__SHORT EXERCISE__: Give the number of lines in this listing that contain "Nref", with no other words.

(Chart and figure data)
* * *

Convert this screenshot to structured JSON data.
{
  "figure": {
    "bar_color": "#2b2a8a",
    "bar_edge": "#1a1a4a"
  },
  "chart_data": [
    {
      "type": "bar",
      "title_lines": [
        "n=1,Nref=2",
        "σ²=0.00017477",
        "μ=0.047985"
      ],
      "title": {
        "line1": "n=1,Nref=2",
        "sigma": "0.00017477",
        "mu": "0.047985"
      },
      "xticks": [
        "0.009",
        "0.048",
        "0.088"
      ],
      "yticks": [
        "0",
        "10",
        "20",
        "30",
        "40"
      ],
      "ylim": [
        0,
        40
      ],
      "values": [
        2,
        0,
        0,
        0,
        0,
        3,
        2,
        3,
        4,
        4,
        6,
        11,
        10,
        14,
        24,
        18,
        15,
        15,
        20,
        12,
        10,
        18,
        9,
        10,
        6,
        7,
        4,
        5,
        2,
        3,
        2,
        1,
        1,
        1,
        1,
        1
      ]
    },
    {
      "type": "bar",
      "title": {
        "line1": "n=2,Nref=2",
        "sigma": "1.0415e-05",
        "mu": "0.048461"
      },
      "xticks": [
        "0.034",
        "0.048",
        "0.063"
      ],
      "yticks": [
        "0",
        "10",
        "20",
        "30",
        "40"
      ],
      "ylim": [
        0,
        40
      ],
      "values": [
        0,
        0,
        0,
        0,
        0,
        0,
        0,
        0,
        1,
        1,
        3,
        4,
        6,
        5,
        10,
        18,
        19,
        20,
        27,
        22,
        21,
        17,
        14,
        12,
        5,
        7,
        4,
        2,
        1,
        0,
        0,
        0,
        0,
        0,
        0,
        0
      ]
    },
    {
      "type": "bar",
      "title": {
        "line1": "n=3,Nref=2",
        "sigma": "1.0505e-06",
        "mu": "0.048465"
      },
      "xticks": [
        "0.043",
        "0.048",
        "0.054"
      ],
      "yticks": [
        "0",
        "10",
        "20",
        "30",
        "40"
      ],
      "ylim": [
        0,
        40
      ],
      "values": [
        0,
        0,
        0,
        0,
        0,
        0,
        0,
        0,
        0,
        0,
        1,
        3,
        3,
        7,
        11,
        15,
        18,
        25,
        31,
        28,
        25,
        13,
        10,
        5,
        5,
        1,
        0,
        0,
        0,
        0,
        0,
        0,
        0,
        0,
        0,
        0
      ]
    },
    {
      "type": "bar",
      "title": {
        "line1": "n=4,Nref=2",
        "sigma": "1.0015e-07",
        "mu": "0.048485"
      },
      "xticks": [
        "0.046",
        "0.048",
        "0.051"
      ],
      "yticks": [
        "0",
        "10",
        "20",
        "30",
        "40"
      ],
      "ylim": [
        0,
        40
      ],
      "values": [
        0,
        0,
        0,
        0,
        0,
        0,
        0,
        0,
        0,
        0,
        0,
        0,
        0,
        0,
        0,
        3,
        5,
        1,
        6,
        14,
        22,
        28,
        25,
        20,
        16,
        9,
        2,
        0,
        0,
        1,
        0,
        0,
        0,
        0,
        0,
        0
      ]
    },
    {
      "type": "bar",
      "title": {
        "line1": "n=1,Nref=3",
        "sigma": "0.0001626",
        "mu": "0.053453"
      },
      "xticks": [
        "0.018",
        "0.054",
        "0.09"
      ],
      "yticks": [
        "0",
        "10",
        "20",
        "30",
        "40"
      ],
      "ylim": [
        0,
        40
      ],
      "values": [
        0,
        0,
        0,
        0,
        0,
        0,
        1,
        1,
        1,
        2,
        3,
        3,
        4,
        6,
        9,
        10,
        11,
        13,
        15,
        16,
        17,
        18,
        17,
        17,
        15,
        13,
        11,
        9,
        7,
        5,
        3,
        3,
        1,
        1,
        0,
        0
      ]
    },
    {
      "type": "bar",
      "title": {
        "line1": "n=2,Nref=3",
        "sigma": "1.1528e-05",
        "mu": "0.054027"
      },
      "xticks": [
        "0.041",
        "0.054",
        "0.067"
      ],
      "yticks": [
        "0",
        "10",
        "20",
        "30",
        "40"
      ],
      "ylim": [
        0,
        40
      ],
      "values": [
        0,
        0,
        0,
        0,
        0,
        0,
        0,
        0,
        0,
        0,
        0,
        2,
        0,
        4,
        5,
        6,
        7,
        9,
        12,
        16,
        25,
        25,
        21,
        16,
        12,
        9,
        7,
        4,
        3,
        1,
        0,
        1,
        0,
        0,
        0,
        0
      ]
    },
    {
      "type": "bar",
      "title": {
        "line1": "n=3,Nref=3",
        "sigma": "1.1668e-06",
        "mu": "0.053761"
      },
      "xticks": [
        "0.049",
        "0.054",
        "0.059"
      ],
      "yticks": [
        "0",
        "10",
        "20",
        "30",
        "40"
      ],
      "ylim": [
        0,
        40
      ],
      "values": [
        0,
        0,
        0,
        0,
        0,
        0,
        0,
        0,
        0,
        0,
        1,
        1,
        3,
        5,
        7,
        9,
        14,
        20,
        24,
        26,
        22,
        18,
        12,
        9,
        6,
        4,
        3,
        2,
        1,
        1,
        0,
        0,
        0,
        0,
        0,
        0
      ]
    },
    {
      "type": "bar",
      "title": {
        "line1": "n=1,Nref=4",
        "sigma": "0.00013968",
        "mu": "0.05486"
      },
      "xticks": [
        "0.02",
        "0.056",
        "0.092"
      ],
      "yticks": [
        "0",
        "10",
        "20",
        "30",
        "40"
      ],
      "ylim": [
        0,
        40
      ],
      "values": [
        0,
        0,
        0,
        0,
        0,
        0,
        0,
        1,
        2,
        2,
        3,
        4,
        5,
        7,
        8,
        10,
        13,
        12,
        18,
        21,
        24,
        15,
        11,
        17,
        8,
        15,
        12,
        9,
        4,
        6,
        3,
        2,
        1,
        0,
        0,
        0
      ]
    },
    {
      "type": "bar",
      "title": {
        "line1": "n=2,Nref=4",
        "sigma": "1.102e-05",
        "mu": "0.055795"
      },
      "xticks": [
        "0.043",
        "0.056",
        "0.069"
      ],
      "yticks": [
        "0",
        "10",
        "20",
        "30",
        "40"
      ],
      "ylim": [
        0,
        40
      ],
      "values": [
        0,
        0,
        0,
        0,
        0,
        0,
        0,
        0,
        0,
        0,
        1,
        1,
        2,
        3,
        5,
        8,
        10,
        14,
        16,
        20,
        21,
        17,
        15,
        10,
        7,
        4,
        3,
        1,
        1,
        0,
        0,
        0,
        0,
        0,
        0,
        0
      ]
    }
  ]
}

* * *

__WORKED SOLUTION__: 10